→ What is asked: Copy each line that holds "text".

(Items from a figure collection)
[Start]
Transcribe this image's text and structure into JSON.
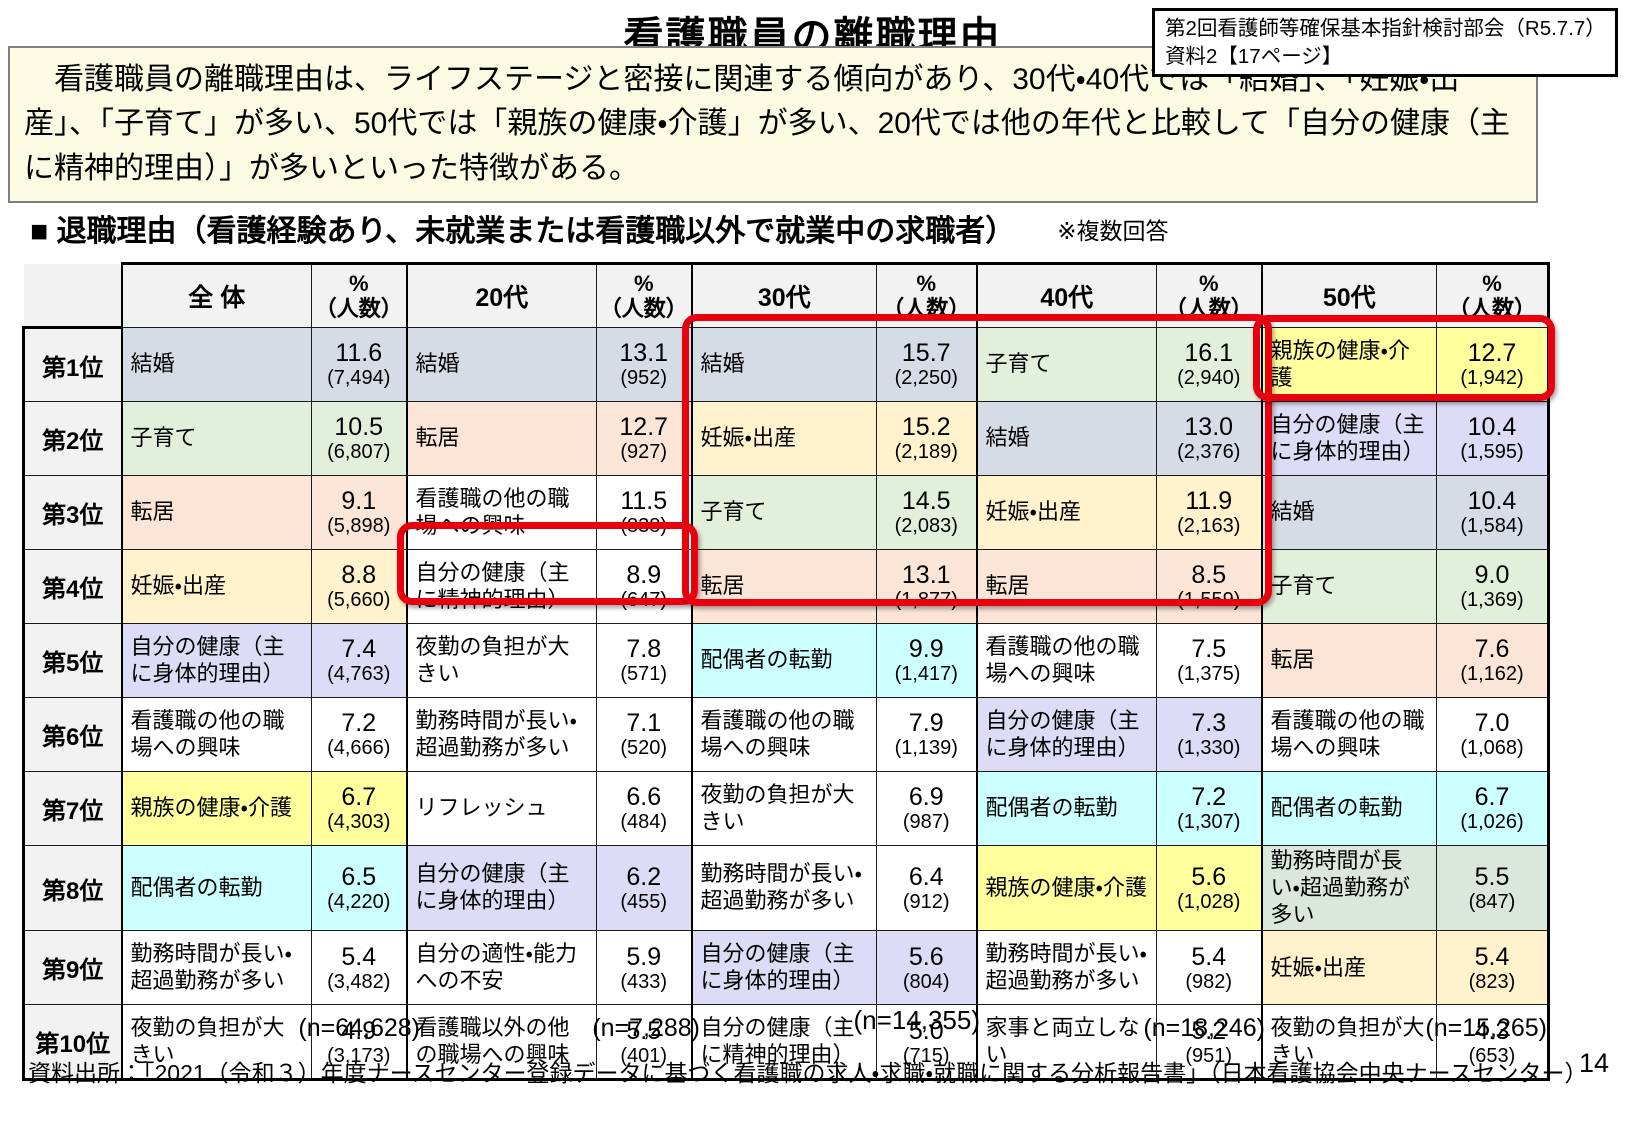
{
  "header": {
    "title": "看護職員の離職理由",
    "ref_line1": "第2回看護師等確保基本指針検討部会（R5.7.7）",
    "ref_line2": "資料2【17ページ】"
  },
  "summary": {
    "text": "　看護職員の離職理由は、ライフステージと密接に関連する傾向があり、30代・40代では「結婚」、「妊娠・出産」、「子育て」が多い、50代では「親族の健康・介護」が多い、20代では他の年代と比較して「自分の健康（主に精神的理由）」が多いといった特徴がある。"
  },
  "section": {
    "heading": "■ 退職理由（看護経験あり、未就業または看護職以外で就業中の求職者）",
    "note": "※複数回答"
  },
  "footer": {
    "source": "資料出所：「2021（令和３）年度ナースセンター登録データに基づく看護職の求人・求職・就職に関する分析報告書」（日本看護協会中央ナースセンター）",
    "page_number": "14"
  },
  "accent_red": "#e7000e",
  "cell_colors": {
    "marriage": "#d6dce5",
    "childcare": "#e2efda",
    "moving": "#fbe5d6",
    "pregnancy": "#fff2cc",
    "own_health_physical": "#dcdcf6",
    "family_health_care": "#ffff9e",
    "spouse_transfer": "#ccffff",
    "tinted_green": "#dbe7da",
    "plain": "#ffffff"
  },
  "table": {
    "pct_header_line1": "%",
    "pct_header_line2": "（人数）",
    "rank_labels": [
      "第1位",
      "第2位",
      "第3位",
      "第4位",
      "第5位",
      "第6位",
      "第7位",
      "第8位",
      "第9位",
      "第10位"
    ],
    "groups": [
      {
        "key": "overall",
        "label": "全 体",
        "n": "(n=64,628)",
        "rows": [
          {
            "reason": "結婚",
            "pct": "11.6",
            "count": "(7,494)",
            "color": "marriage"
          },
          {
            "reason": "子育て",
            "pct": "10.5",
            "count": "(6,807)",
            "color": "childcare"
          },
          {
            "reason": "転居",
            "pct": "9.1",
            "count": "(5,898)",
            "color": "moving"
          },
          {
            "reason": "妊娠・出産",
            "pct": "8.8",
            "count": "(5,660)",
            "color": "pregnancy"
          },
          {
            "reason": "自分の健康（主に身体的理由）",
            "pct": "7.4",
            "count": "(4,763)",
            "color": "own_health_physical"
          },
          {
            "reason": "看護職の他の職場への興味",
            "pct": "7.2",
            "count": "(4,666)",
            "color": "plain"
          },
          {
            "reason": "親族の健康・介護",
            "pct": "6.7",
            "count": "(4,303)",
            "color": "family_health_care"
          },
          {
            "reason": "配偶者の転勤",
            "pct": "6.5",
            "count": "(4,220)",
            "color": "spouse_transfer"
          },
          {
            "reason": "勤務時間が長い・超過勤務が多い",
            "pct": "5.4",
            "count": "(3,482)",
            "color": "plain"
          },
          {
            "reason": "夜勤の負担が大きい",
            "pct": "4.9",
            "count": "(3,173)",
            "color": "plain"
          }
        ]
      },
      {
        "key": "20s",
        "label": "20代",
        "n": "(n=7,288)",
        "rows": [
          {
            "reason": "結婚",
            "pct": "13.1",
            "count": "(952)",
            "color": "marriage"
          },
          {
            "reason": "転居",
            "pct": "12.7",
            "count": "(927)",
            "color": "moving"
          },
          {
            "reason": "看護職の他の職場への興味",
            "pct": "11.5",
            "count": "(838)",
            "color": "plain"
          },
          {
            "reason": "自分の健康（主に精神的理由）",
            "pct": "8.9",
            "count": "(647)",
            "color": "plain"
          },
          {
            "reason": "夜勤の負担が大きい",
            "pct": "7.8",
            "count": "(571)",
            "color": "plain"
          },
          {
            "reason": "勤務時間が長い・超過勤務が多い",
            "pct": "7.1",
            "count": "(520)",
            "color": "plain"
          },
          {
            "reason": "リフレッシュ",
            "pct": "6.6",
            "count": "(484)",
            "color": "plain"
          },
          {
            "reason": "自分の健康（主に身体的理由）",
            "pct": "6.2",
            "count": "(455)",
            "color": "own_health_physical"
          },
          {
            "reason": "自分の適性・能力への不安",
            "pct": "5.9",
            "count": "(433)",
            "color": "plain"
          },
          {
            "reason": "看護職以外の他の職場への興味",
            "pct": "5.5",
            "count": "(401)",
            "color": "plain"
          }
        ]
      },
      {
        "key": "30s",
        "label": "30代",
        "n": "(n=14,355)",
        "rows": [
          {
            "reason": "結婚",
            "pct": "15.7",
            "count": "(2,250)",
            "color": "marriage"
          },
          {
            "reason": "妊娠・出産",
            "pct": "15.2",
            "count": "(2,189)",
            "color": "pregnancy"
          },
          {
            "reason": "子育て",
            "pct": "14.5",
            "count": "(2,083)",
            "color": "childcare"
          },
          {
            "reason": "転居",
            "pct": "13.1",
            "count": "(1,877)",
            "color": "moving"
          },
          {
            "reason": "配偶者の転勤",
            "pct": "9.9",
            "count": "(1,417)",
            "color": "spouse_transfer"
          },
          {
            "reason": "看護職の他の職場への興味",
            "pct": "7.9",
            "count": "(1,139)",
            "color": "plain"
          },
          {
            "reason": "夜勤の負担が大きい",
            "pct": "6.9",
            "count": "(987)",
            "color": "plain"
          },
          {
            "reason": "勤務時間が長い・超過勤務が多い",
            "pct": "6.4",
            "count": "(912)",
            "color": "plain"
          },
          {
            "reason": "自分の健康（主に身体的理由）",
            "pct": "5.6",
            "count": "(804)",
            "color": "own_health_physical"
          },
          {
            "reason": "自分の健康（主に精神的理由）",
            "pct": "5.0",
            "count": "(715)",
            "color": "plain"
          }
        ]
      },
      {
        "key": "40s",
        "label": "40代",
        "n": "(n=18,246)",
        "rows": [
          {
            "reason": "子育て",
            "pct": "16.1",
            "count": "(2,940)",
            "color": "childcare"
          },
          {
            "reason": "結婚",
            "pct": "13.0",
            "count": "(2,376)",
            "color": "marriage"
          },
          {
            "reason": "妊娠・出産",
            "pct": "11.9",
            "count": "(2,163)",
            "color": "pregnancy"
          },
          {
            "reason": "転居",
            "pct": "8.5",
            "count": "(1,559)",
            "color": "moving"
          },
          {
            "reason": "看護職の他の職場への興味",
            "pct": "7.5",
            "count": "(1,375)",
            "color": "plain"
          },
          {
            "reason": "自分の健康（主に身体的理由）",
            "pct": "7.3",
            "count": "(1,330)",
            "color": "own_health_physical"
          },
          {
            "reason": "配偶者の転勤",
            "pct": "7.2",
            "count": "(1,307)",
            "color": "spouse_transfer"
          },
          {
            "reason": "親族の健康・介護",
            "pct": "5.6",
            "count": "(1,028)",
            "color": "family_health_care"
          },
          {
            "reason": "勤務時間が長い・超過勤務が多い",
            "pct": "5.4",
            "count": "(982)",
            "color": "plain"
          },
          {
            "reason": "家事と両立しない",
            "pct": "5.2",
            "count": "(951)",
            "color": "plain"
          }
        ]
      },
      {
        "key": "50s",
        "label": "50代",
        "n": "(n=15,265)",
        "rows": [
          {
            "reason": "親族の健康・介護",
            "pct": "12.7",
            "count": "(1,942)",
            "color": "family_health_care"
          },
          {
            "reason": "自分の健康（主に身体的理由）",
            "pct": "10.4",
            "count": "(1,595)",
            "color": "own_health_physical"
          },
          {
            "reason": "結婚",
            "pct": "10.4",
            "count": "(1,584)",
            "color": "marriage"
          },
          {
            "reason": "子育て",
            "pct": "9.0",
            "count": "(1,369)",
            "color": "childcare"
          },
          {
            "reason": "転居",
            "pct": "7.6",
            "count": "(1,162)",
            "color": "moving"
          },
          {
            "reason": "看護職の他の職場への興味",
            "pct": "7.0",
            "count": "(1,068)",
            "color": "plain"
          },
          {
            "reason": "配偶者の転勤",
            "pct": "6.7",
            "count": "(1,026)",
            "color": "spouse_transfer"
          },
          {
            "reason": "勤務時間が長い・超過勤務が多い",
            "pct": "5.5",
            "count": "(847)",
            "color": "tinted_green"
          },
          {
            "reason": "妊娠・出産",
            "pct": "5.4",
            "count": "(823)",
            "color": "pregnancy"
          },
          {
            "reason": "夜勤の負担が大きい",
            "pct": "4.3",
            "count": "(653)",
            "color": "plain"
          }
        ]
      }
    ]
  }
}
[End]
→ Response to the exercise:
Transcribe this image's text and structure into JSON.
    "text": "　看護職員の離職理由は、ライフステージと密接に関連する傾向があり、30代・40代では「結婚」、「妊娠・出産」、「子育て」が多い、50代では「親族の健康・介護」が多い、20代では他の年代と比較して「自分の健康（主に精神的理由）」が多いといった特徴がある。"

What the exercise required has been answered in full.